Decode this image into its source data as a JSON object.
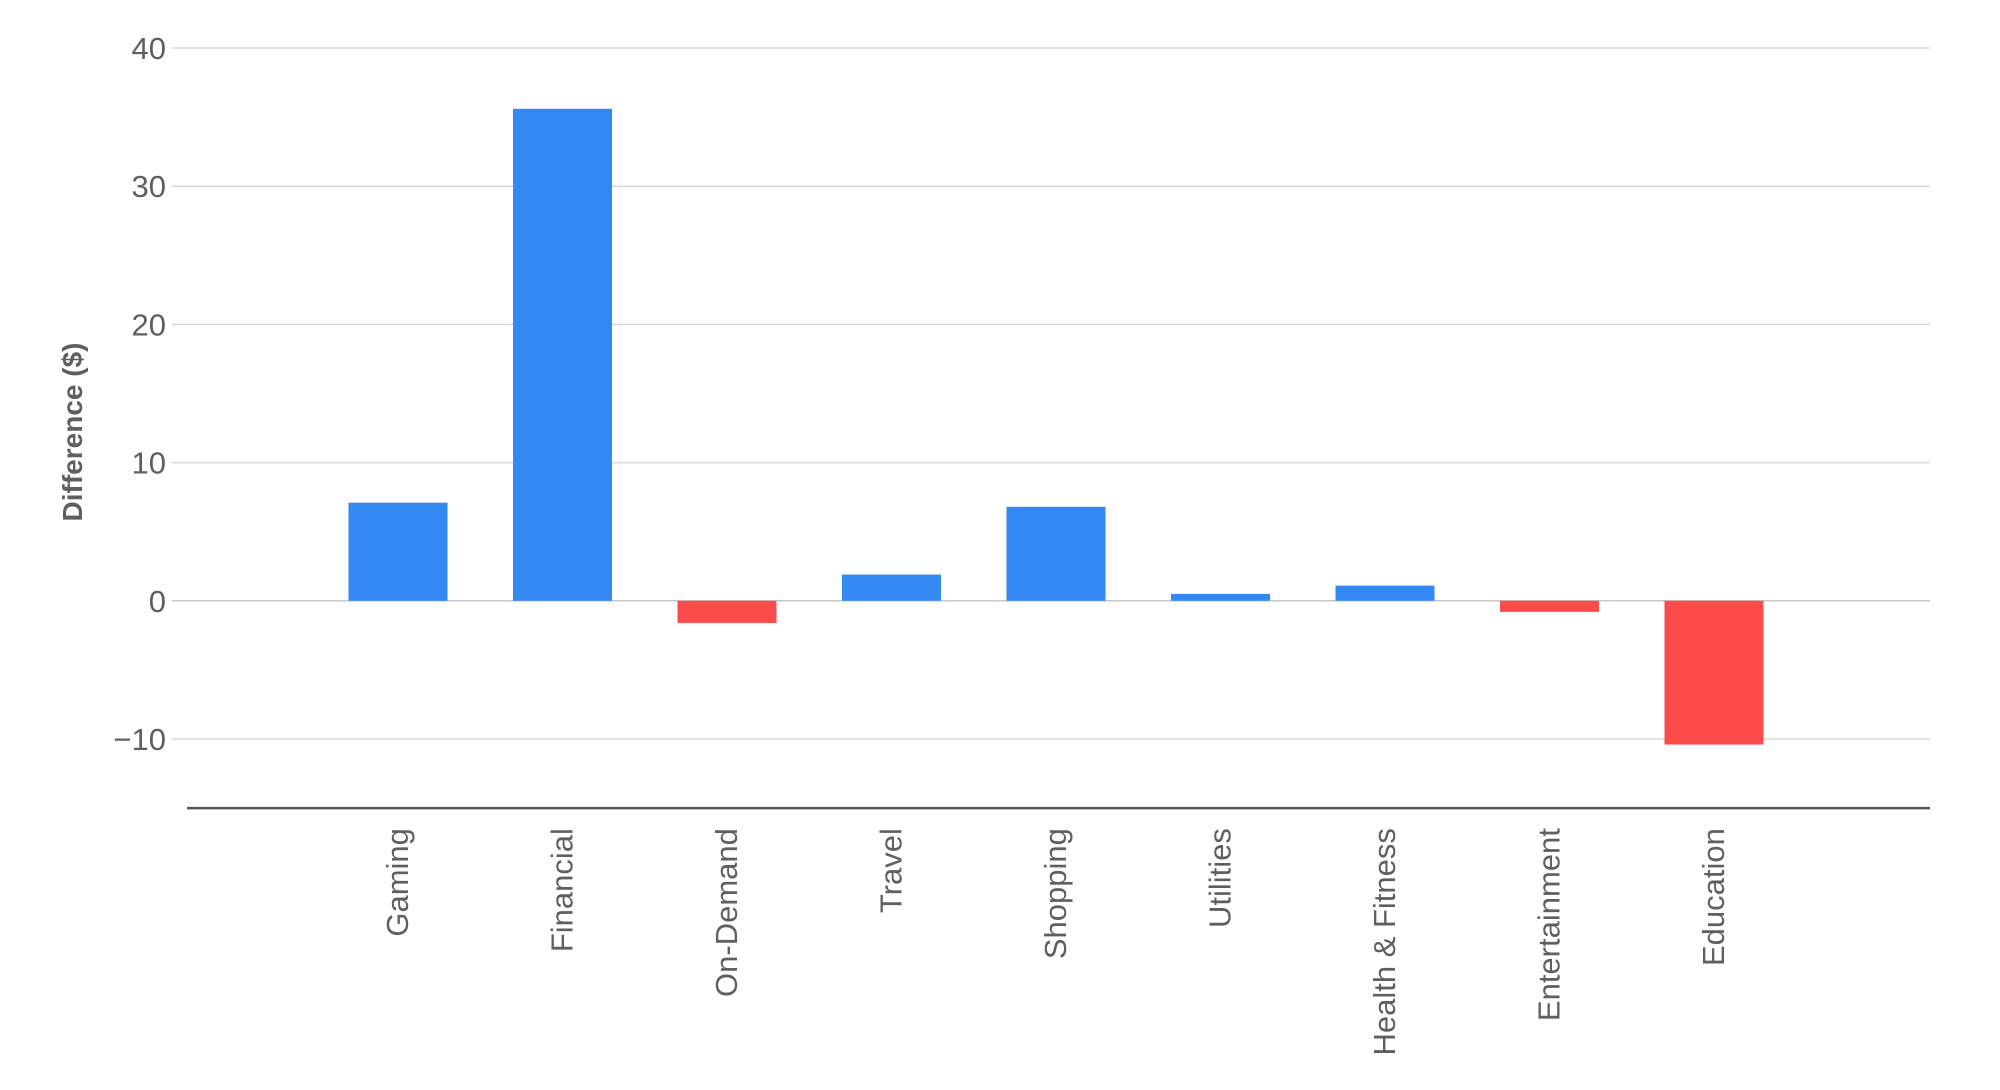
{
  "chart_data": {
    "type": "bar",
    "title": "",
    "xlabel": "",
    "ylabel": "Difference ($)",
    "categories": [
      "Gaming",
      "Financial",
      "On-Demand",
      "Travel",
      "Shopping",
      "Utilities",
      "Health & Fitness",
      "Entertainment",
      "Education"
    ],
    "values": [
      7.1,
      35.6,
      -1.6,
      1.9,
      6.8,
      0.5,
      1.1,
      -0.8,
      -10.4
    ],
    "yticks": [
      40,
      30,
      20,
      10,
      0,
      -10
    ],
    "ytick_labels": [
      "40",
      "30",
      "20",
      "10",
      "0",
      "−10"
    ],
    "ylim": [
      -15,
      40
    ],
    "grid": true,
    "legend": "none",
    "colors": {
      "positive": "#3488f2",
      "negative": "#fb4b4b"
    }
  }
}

• SHORT TASK: Give the entries again word for word, but skip the pictures.

• FINISHED EXERCISE:
Decode this image into its source data as a JSON object.
{
  "chart_data": {
    "type": "bar",
    "title": "",
    "xlabel": "",
    "ylabel": "Difference ($)",
    "categories": [
      "Gaming",
      "Financial",
      "On-Demand",
      "Travel",
      "Shopping",
      "Utilities",
      "Health & Fitness",
      "Entertainment",
      "Education"
    ],
    "values": [
      7.1,
      35.6,
      -1.6,
      1.9,
      6.8,
      0.5,
      1.1,
      -0.8,
      -10.4
    ],
    "yticks": [
      40,
      30,
      20,
      10,
      0,
      -10
    ],
    "ytick_labels": [
      "40",
      "30",
      "20",
      "10",
      "0",
      "−10"
    ],
    "ylim": [
      -15,
      40
    ],
    "grid": true,
    "legend": "none",
    "colors": {
      "positive": "#3488f2",
      "negative": "#fb4b4b"
    }
  }
}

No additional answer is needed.